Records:
________

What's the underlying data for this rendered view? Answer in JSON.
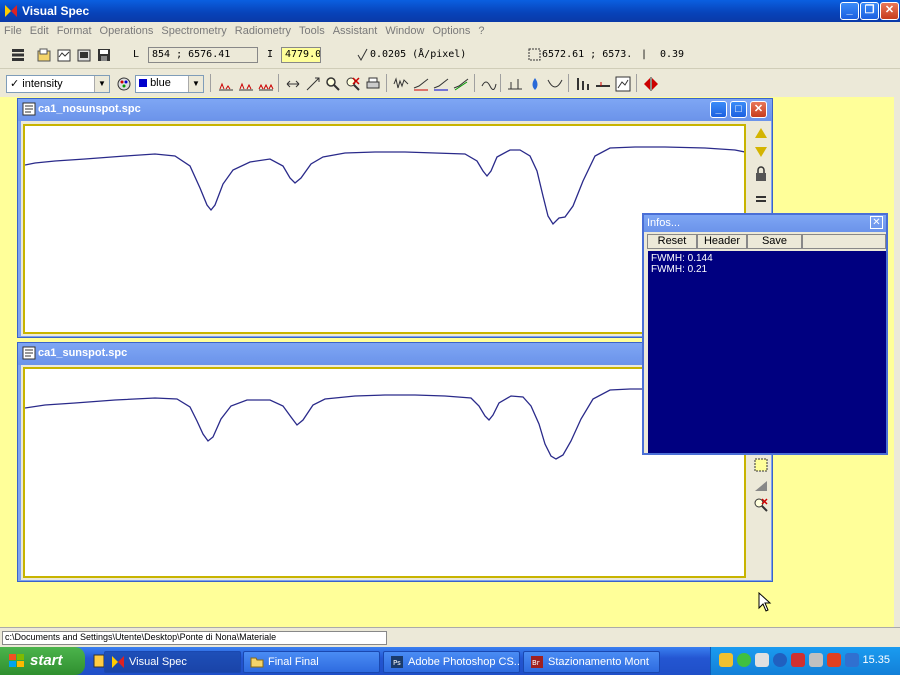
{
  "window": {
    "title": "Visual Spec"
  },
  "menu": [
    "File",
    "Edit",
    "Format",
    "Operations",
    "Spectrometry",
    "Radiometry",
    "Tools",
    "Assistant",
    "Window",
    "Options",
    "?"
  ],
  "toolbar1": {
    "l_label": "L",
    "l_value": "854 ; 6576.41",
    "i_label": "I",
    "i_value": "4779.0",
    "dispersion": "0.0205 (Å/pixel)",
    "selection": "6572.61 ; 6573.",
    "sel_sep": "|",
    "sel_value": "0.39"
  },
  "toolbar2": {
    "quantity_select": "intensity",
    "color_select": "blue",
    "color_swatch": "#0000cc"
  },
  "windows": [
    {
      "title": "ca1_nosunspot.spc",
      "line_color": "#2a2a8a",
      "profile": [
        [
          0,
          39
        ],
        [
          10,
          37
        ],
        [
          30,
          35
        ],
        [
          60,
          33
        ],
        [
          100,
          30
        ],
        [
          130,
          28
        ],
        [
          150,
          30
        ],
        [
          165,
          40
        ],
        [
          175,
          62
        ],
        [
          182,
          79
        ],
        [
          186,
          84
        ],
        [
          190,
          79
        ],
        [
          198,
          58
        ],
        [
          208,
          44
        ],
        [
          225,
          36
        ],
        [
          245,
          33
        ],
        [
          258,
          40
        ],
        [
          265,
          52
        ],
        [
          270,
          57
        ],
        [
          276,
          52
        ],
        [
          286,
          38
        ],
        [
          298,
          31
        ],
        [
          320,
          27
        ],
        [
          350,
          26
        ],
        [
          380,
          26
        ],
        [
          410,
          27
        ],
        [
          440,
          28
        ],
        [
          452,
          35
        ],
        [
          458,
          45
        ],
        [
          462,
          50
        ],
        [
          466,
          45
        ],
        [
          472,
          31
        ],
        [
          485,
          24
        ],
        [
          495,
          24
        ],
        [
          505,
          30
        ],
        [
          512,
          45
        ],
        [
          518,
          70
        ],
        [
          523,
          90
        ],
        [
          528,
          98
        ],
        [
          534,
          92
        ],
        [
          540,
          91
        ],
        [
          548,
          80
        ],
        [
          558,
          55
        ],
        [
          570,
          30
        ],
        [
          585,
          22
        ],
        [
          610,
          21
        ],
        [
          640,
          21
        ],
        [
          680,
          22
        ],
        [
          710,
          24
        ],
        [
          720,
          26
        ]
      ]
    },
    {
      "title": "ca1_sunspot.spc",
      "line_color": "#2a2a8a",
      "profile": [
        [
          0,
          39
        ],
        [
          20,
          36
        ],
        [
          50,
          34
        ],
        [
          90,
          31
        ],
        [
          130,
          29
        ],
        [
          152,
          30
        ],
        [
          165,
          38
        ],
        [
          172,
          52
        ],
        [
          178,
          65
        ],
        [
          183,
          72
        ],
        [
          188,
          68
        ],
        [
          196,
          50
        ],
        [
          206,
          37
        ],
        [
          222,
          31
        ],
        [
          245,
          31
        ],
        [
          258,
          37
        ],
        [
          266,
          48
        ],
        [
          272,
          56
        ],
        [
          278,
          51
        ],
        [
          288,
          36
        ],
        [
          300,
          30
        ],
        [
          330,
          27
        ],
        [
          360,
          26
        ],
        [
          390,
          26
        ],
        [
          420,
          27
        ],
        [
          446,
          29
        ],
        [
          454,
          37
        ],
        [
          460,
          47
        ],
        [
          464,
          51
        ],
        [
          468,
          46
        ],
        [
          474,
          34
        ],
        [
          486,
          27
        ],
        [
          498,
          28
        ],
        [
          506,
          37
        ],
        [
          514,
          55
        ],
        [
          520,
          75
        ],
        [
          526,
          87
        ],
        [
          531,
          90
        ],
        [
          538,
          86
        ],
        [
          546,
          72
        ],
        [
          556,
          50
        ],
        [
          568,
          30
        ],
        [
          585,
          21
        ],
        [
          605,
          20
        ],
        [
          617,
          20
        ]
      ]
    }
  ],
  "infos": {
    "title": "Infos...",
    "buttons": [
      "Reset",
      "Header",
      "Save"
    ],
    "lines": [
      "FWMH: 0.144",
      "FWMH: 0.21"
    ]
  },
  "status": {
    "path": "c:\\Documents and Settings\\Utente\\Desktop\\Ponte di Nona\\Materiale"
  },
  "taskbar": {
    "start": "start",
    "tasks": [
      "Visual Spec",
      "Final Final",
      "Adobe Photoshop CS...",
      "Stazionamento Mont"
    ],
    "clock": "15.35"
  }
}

________

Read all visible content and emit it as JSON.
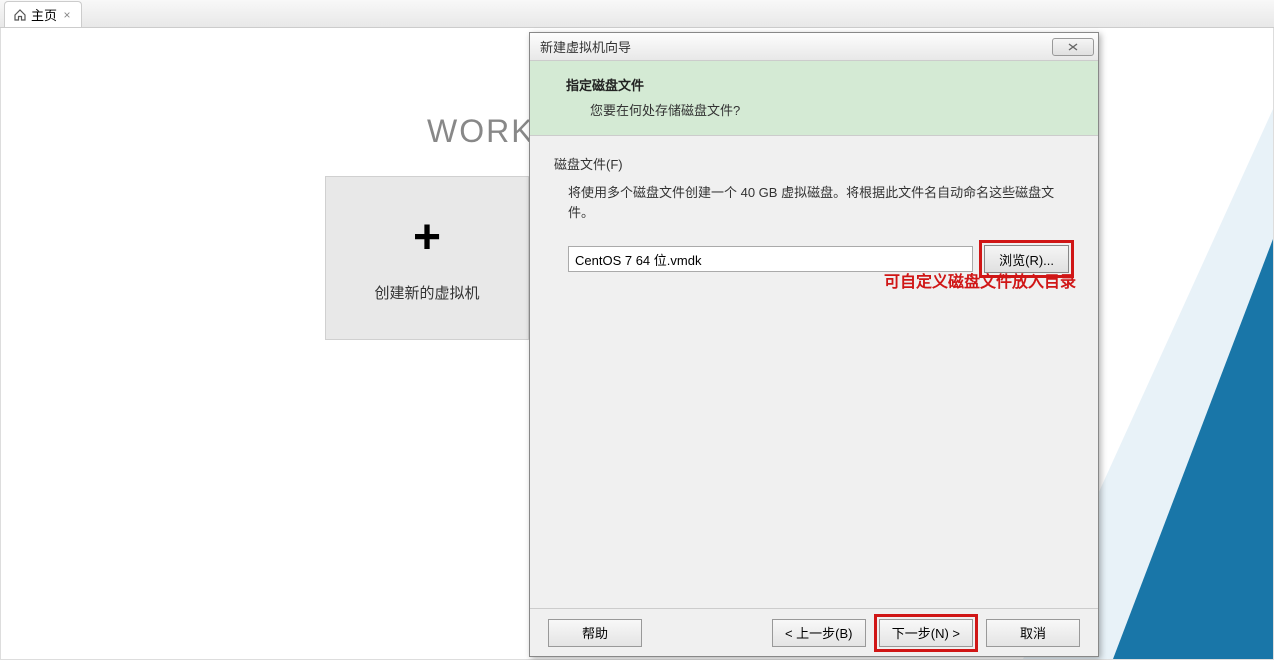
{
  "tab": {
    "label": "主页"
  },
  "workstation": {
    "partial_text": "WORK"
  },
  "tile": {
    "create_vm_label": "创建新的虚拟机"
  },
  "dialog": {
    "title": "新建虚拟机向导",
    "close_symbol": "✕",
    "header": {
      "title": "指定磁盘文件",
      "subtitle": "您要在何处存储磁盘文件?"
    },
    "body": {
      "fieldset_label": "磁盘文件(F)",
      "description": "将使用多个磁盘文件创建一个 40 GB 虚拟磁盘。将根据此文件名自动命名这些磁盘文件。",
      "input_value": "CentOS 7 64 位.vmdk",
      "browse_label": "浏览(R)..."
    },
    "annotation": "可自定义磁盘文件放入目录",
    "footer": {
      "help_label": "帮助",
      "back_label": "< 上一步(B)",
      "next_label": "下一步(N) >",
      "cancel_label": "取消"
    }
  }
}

________

▸ Task prompt: Filter lines by "JSON" and return each hit.

▸ Expected answer:
What's the underlying data for this rendered view? Answer in JSON.
Read all visible content and emit it as JSON.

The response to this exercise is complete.